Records
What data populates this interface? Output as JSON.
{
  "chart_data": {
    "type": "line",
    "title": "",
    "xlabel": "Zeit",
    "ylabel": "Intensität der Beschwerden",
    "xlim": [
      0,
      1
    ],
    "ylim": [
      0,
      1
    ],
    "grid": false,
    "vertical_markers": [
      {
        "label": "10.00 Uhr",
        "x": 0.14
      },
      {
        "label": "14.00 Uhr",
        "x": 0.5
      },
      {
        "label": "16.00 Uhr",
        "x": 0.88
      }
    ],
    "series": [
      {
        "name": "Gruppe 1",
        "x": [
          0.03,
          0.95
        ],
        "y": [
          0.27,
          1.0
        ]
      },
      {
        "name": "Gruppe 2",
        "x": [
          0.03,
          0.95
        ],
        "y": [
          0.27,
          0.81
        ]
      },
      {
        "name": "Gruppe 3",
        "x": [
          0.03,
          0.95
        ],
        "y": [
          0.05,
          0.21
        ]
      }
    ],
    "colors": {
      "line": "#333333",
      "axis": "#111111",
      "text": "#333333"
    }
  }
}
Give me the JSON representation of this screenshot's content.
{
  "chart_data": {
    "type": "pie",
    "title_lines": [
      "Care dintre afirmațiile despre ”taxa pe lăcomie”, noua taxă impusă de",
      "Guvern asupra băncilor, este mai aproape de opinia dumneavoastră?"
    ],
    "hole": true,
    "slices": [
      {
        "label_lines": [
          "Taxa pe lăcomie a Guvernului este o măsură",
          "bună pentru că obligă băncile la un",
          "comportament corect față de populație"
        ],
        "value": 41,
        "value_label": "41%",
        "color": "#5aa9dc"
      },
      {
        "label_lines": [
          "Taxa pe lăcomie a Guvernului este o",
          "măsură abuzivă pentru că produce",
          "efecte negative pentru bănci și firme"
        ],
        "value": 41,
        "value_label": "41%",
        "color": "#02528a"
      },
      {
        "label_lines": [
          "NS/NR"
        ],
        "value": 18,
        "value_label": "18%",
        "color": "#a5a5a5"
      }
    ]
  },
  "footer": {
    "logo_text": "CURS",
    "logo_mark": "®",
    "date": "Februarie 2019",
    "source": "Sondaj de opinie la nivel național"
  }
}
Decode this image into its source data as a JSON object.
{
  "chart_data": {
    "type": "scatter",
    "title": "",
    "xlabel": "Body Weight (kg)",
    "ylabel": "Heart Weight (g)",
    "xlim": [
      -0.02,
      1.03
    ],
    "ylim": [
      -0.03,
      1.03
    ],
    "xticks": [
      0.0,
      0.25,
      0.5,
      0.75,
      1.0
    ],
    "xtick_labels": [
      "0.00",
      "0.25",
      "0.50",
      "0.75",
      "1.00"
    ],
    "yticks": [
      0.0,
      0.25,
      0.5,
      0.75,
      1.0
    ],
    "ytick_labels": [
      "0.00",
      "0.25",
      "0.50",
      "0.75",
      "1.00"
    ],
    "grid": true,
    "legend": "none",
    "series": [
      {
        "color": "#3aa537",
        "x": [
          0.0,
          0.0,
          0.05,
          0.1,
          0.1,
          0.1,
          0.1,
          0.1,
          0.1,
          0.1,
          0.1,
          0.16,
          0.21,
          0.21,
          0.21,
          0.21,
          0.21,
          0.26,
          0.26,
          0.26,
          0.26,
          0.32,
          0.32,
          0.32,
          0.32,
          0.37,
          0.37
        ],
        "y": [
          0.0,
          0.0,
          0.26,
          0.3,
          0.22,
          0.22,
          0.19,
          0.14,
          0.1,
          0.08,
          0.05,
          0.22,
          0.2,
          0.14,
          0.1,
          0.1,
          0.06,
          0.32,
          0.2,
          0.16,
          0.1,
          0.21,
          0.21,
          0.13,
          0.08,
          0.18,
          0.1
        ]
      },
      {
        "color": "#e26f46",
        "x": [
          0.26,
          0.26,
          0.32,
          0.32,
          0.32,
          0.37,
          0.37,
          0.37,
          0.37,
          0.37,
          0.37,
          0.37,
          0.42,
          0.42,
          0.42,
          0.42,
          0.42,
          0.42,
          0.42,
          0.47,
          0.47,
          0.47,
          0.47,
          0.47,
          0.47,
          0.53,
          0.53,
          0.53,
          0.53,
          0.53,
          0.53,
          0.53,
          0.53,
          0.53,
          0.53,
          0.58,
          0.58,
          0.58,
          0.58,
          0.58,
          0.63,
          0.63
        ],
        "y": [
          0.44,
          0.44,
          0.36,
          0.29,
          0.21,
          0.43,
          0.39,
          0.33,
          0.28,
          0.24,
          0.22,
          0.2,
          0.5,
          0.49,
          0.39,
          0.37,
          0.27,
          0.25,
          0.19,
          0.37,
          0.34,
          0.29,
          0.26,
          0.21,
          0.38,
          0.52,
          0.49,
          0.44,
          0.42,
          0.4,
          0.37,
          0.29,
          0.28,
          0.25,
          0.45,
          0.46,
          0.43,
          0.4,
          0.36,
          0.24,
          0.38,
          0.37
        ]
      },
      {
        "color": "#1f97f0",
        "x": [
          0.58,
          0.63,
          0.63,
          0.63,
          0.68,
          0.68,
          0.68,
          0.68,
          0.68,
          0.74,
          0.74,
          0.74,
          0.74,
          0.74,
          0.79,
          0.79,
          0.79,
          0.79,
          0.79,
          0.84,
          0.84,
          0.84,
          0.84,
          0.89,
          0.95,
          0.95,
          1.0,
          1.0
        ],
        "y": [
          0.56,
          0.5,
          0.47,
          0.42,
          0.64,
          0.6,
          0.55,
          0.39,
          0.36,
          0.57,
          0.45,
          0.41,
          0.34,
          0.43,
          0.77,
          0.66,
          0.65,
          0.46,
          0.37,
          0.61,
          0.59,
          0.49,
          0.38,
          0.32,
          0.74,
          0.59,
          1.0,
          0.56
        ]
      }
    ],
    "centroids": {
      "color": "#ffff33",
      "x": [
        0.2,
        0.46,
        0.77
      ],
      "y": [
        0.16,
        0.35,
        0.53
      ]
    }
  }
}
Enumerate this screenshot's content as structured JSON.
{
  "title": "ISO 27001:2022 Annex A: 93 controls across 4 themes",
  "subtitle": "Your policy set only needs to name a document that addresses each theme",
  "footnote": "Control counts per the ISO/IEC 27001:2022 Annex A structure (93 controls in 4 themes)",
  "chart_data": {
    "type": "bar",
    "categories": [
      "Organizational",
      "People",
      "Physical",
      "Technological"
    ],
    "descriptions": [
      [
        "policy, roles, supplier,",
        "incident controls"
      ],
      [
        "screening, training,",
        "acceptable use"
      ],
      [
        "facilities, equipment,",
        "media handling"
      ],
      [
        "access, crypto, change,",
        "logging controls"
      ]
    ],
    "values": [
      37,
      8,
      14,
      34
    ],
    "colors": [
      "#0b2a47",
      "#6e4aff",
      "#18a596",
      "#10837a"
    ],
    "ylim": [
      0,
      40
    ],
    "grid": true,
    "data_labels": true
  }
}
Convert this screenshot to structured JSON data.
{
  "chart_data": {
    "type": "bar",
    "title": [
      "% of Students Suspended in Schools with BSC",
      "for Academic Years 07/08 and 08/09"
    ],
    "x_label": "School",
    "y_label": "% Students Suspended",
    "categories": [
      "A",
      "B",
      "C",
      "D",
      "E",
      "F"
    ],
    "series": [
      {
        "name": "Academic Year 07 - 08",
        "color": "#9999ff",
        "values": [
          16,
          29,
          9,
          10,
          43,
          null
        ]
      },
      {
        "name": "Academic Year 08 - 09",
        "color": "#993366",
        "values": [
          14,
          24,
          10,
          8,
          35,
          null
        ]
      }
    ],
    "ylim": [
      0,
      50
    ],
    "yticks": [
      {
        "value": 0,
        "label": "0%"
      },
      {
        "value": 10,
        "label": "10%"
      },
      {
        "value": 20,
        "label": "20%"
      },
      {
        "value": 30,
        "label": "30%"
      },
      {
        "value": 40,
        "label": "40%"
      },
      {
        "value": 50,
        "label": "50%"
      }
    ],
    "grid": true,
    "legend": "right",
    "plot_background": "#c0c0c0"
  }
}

JOB → Count each line where the string "măsură" occurs, and write only the number.

TASK SOLUTION → 2